- Data for the task
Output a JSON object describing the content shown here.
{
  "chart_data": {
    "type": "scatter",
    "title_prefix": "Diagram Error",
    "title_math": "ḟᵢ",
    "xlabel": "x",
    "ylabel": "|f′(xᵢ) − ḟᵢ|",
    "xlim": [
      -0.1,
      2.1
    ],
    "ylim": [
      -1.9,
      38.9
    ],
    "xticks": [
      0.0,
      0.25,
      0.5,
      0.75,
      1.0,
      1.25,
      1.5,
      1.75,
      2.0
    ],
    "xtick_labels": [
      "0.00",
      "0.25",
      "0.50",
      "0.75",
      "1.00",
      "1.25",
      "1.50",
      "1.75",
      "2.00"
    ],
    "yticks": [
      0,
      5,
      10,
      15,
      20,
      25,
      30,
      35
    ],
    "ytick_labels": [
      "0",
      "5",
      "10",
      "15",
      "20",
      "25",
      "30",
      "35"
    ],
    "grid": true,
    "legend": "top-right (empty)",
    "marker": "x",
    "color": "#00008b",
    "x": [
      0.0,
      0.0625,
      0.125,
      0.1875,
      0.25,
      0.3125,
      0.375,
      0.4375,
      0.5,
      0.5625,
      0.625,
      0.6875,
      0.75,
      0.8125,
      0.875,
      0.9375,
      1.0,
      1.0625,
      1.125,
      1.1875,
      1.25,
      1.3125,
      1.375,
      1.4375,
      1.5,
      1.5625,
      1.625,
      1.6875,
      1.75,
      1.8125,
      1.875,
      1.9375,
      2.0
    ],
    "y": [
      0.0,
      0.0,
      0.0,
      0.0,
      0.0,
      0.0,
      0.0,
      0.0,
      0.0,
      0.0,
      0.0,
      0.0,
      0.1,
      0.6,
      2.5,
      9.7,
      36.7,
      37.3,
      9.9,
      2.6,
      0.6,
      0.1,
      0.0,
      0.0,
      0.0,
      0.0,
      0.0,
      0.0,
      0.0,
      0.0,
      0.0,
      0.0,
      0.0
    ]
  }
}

- To be done
Write down the full listing again, exactly.

- Answer to the problem
Output a JSON object describing the content shown here.
{
  "chart_data": {
    "type": "scatter",
    "title_prefix": "Diagram Error",
    "title_math": "ḟᵢ",
    "xlabel": "x",
    "ylabel": "|f′(xᵢ) − ḟᵢ|",
    "xlim": [
      -0.1,
      2.1
    ],
    "ylim": [
      -1.9,
      38.9
    ],
    "xticks": [
      0.0,
      0.25,
      0.5,
      0.75,
      1.0,
      1.25,
      1.5,
      1.75,
      2.0
    ],
    "xtick_labels": [
      "0.00",
      "0.25",
      "0.50",
      "0.75",
      "1.00",
      "1.25",
      "1.50",
      "1.75",
      "2.00"
    ],
    "yticks": [
      0,
      5,
      10,
      15,
      20,
      25,
      30,
      35
    ],
    "ytick_labels": [
      "0",
      "5",
      "10",
      "15",
      "20",
      "25",
      "30",
      "35"
    ],
    "grid": true,
    "legend": "top-right (empty)",
    "marker": "x",
    "color": "#00008b",
    "x": [
      0.0,
      0.0625,
      0.125,
      0.1875,
      0.25,
      0.3125,
      0.375,
      0.4375,
      0.5,
      0.5625,
      0.625,
      0.6875,
      0.75,
      0.8125,
      0.875,
      0.9375,
      1.0,
      1.0625,
      1.125,
      1.1875,
      1.25,
      1.3125,
      1.375,
      1.4375,
      1.5,
      1.5625,
      1.625,
      1.6875,
      1.75,
      1.8125,
      1.875,
      1.9375,
      2.0
    ],
    "y": [
      0.0,
      0.0,
      0.0,
      0.0,
      0.0,
      0.0,
      0.0,
      0.0,
      0.0,
      0.0,
      0.0,
      0.0,
      0.1,
      0.6,
      2.5,
      9.7,
      36.7,
      37.3,
      9.9,
      2.6,
      0.6,
      0.1,
      0.0,
      0.0,
      0.0,
      0.0,
      0.0,
      0.0,
      0.0,
      0.0,
      0.0,
      0.0,
      0.0
    ]
  }
}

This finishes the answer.